TASK PROMPT
Below are records to repeat exactly. Omit the pictures from the copy.

DATA LISTING
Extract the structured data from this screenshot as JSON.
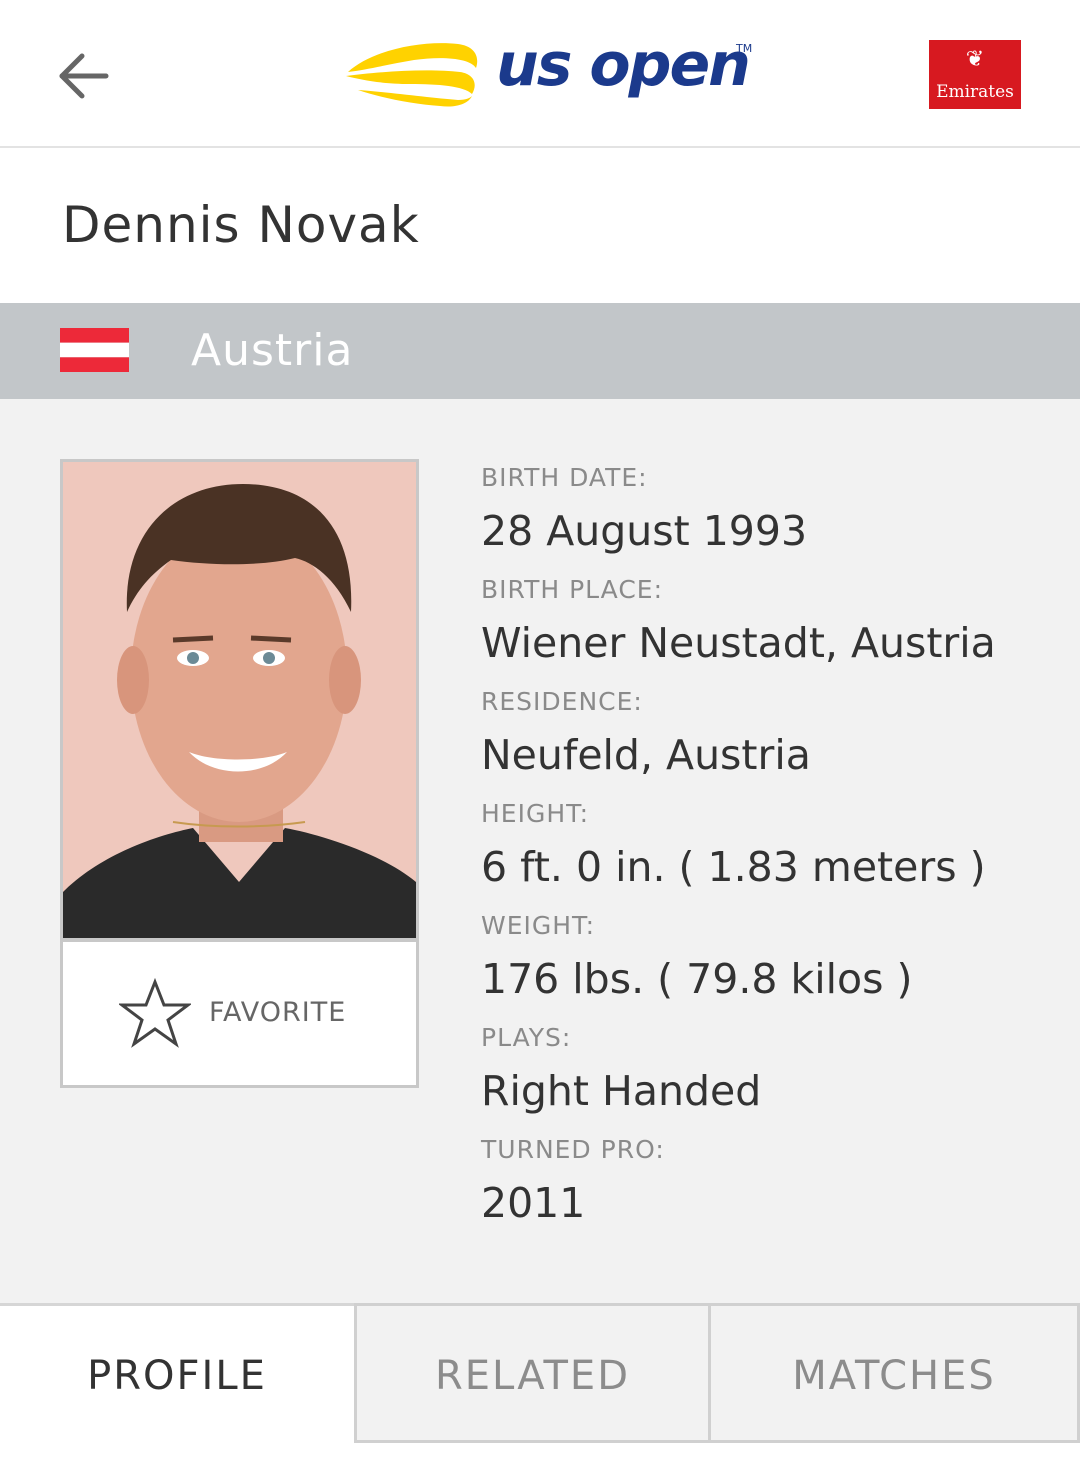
{
  "header": {
    "logo_text": "us open",
    "logo_tm": "TM",
    "sponsor_name": "Emirates",
    "colors": {
      "logo_blue": "#1b3a8c",
      "logo_yellow": "#ffd200",
      "sponsor_red": "#d71920"
    }
  },
  "player": {
    "name": "Dennis Novak",
    "country": "Austria",
    "favorite_label": "FAVORITE"
  },
  "stats": [
    {
      "label": "BIRTH DATE:",
      "value": "28 August 1993"
    },
    {
      "label": "BIRTH PLACE:",
      "value": "Wiener Neustadt, Austria"
    },
    {
      "label": "RESIDENCE:",
      "value": "Neufeld, Austria"
    },
    {
      "label": "HEIGHT:",
      "value": "6 ft. 0 in. ( 1.83 meters )"
    },
    {
      "label": "WEIGHT:",
      "value": "176 lbs. ( 79.8 kilos )"
    },
    {
      "label": "PLAYS:",
      "value": "Right Handed"
    },
    {
      "label": "TURNED PRO:",
      "value": "2011"
    }
  ],
  "tabs": {
    "profile": "PROFILE",
    "related": "RELATED",
    "matches": "MATCHES"
  }
}
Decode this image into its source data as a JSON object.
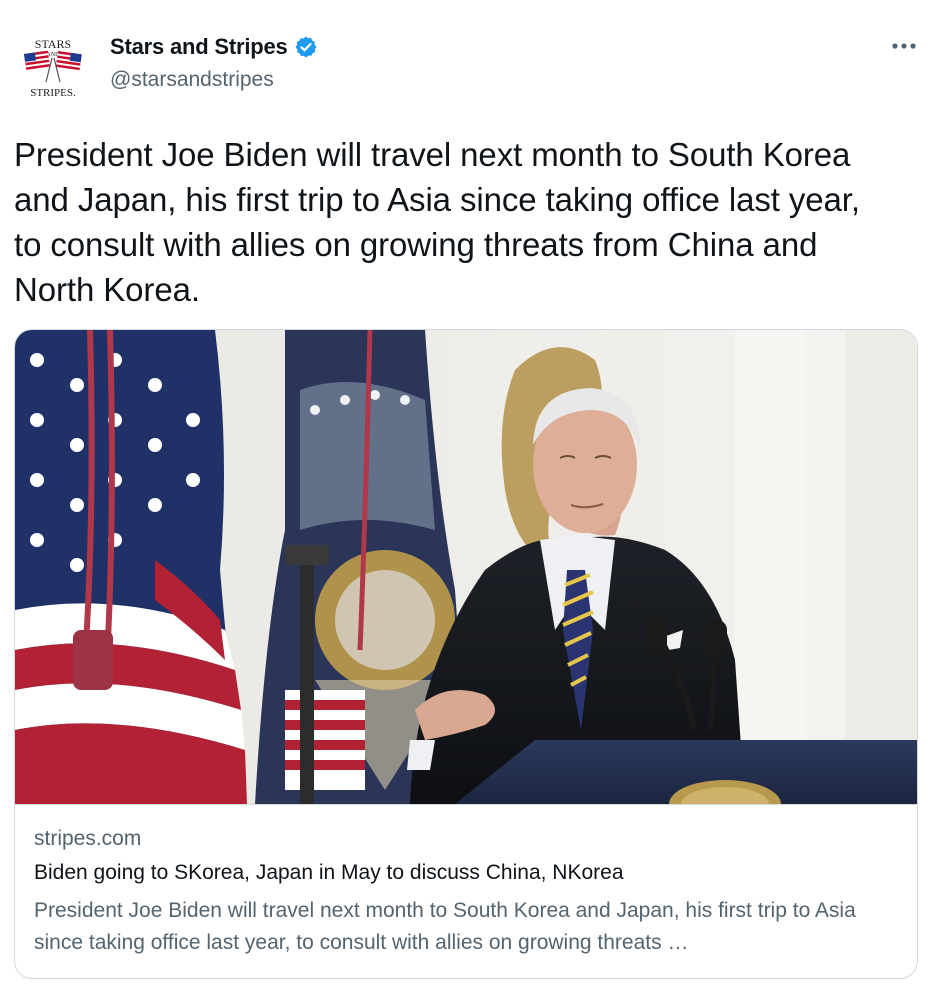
{
  "author": {
    "display_name": "Stars and Stripes",
    "handle": "@starsandstripes",
    "verified": true,
    "avatar_icon": "stars-and-stripes-logo-icon",
    "avatar_text": [
      "STARS",
      "AND",
      "STRIPES."
    ]
  },
  "more_icon": "more-options-icon",
  "tweet": {
    "text": "President Joe Biden will travel next month to South Korea and Japan, his first trip to Asia since taking office last year, to consult with allies on growing threats from China and North Korea."
  },
  "link_card": {
    "domain": "stripes.com",
    "title": "Biden going to SKorea, Japan in May to discuss China, NKorea",
    "description": "President Joe Biden will travel next month to South Korea and Japan, his first trip to Asia since taking office last year, to consult with allies on growing threats …",
    "image_icon": "article-photo"
  },
  "colors": {
    "text_primary": "#0f1419",
    "text_secondary": "#536471",
    "verified_blue": "#1d9bf0",
    "border": "#cfd9de"
  }
}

WRITTEN SOLUTION
Extract the structured data from this screenshot as JSON.
{
  "header": {
    "logo_text": "us open",
    "logo_tm": "TM",
    "sponsor_name": "Emirates",
    "colors": {
      "logo_blue": "#1b3a8c",
      "logo_yellow": "#ffd200",
      "sponsor_red": "#d71920"
    }
  },
  "player": {
    "name": "Dennis Novak",
    "country": "Austria",
    "favorite_label": "FAVORITE"
  },
  "stats": [
    {
      "label": "BIRTH DATE:",
      "value": "28 August 1993"
    },
    {
      "label": "BIRTH PLACE:",
      "value": "Wiener Neustadt, Austria"
    },
    {
      "label": "RESIDENCE:",
      "value": "Neufeld, Austria"
    },
    {
      "label": "HEIGHT:",
      "value": "6 ft. 0 in. ( 1.83 meters )"
    },
    {
      "label": "WEIGHT:",
      "value": "176 lbs. ( 79.8 kilos )"
    },
    {
      "label": "PLAYS:",
      "value": "Right Handed"
    },
    {
      "label": "TURNED PRO:",
      "value": "2011"
    }
  ],
  "tabs": {
    "profile": "PROFILE",
    "related": "RELATED",
    "matches": "MATCHES"
  }
}
Decode this image into its source data as a JSON object.
{
  "author": {
    "display_name": "Stars and Stripes",
    "handle": "@starsandstripes",
    "verified": true,
    "avatar_icon": "stars-and-stripes-logo-icon",
    "avatar_text": [
      "STARS",
      "AND",
      "STRIPES."
    ]
  },
  "more_icon": "more-options-icon",
  "tweet": {
    "text": "President Joe Biden will travel next month to South Korea and Japan, his first trip to Asia since taking office last year, to consult with allies on growing threats from China and North Korea."
  },
  "link_card": {
    "domain": "stripes.com",
    "title": "Biden going to SKorea, Japan in May to discuss China, NKorea",
    "description": "President Joe Biden will travel next month to South Korea and Japan, his first trip to Asia since taking office last year, to consult with allies on growing threats …",
    "image_icon": "article-photo"
  },
  "colors": {
    "text_primary": "#0f1419",
    "text_secondary": "#536471",
    "verified_blue": "#1d9bf0",
    "border": "#cfd9de"
  }
}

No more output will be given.